- [What is being asked]: Copy every line that holds "measures".

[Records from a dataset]
----------------------------------------
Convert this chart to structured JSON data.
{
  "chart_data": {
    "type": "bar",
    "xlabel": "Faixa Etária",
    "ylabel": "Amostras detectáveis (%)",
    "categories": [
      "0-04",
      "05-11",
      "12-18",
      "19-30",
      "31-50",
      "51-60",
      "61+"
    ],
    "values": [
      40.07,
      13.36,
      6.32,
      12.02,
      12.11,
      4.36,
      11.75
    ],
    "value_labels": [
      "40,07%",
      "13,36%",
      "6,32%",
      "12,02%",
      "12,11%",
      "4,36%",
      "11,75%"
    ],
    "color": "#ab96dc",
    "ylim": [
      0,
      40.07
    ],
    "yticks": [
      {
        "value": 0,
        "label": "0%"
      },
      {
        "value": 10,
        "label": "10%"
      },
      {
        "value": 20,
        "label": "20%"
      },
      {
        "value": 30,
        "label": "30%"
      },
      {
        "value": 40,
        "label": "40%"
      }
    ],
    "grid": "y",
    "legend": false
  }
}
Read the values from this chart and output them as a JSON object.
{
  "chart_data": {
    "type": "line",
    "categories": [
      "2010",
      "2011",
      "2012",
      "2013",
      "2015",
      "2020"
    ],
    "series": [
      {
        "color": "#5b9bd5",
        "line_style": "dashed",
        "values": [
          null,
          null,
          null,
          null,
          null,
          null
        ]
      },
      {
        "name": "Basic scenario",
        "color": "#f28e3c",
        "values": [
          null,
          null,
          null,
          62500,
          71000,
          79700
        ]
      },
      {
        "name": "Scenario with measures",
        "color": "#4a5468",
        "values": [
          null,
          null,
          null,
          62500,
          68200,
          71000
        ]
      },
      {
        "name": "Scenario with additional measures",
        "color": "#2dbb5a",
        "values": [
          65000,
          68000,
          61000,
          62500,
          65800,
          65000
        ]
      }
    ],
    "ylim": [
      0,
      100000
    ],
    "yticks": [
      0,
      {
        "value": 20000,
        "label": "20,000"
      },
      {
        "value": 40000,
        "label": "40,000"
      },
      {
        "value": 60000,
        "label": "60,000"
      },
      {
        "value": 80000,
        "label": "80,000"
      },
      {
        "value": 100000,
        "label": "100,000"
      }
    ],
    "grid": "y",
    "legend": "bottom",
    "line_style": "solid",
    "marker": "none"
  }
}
----------------------------------------
- [Answer to this task]:
        "name": "Scenario with measures",
        "name": "Scenario with additional measures",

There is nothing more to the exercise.